Note each line that includes the word "Brasil". Copy those lines.

┌──

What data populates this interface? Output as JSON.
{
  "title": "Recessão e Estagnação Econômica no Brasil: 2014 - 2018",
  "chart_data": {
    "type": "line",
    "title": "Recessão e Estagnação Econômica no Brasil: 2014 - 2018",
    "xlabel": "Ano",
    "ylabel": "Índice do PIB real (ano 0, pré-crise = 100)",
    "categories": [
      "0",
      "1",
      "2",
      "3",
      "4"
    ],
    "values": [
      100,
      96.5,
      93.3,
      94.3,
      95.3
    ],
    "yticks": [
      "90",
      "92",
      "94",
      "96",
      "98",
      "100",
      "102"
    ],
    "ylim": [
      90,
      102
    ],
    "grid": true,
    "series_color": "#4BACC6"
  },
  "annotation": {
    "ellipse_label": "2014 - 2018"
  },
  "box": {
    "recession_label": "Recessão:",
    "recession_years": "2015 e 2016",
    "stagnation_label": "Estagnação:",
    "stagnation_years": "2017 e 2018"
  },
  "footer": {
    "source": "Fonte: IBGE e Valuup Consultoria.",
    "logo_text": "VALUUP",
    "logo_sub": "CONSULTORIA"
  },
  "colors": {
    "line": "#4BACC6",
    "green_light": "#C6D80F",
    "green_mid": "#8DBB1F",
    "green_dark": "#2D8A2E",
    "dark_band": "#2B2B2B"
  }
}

└──

Result of the exercise –
  "title": "Recessão e Estagnação Econômica no Brasil: 2014 - 2018",
    "title": "Recessão e Estagnação Econômica no Brasil: 2014 - 2018",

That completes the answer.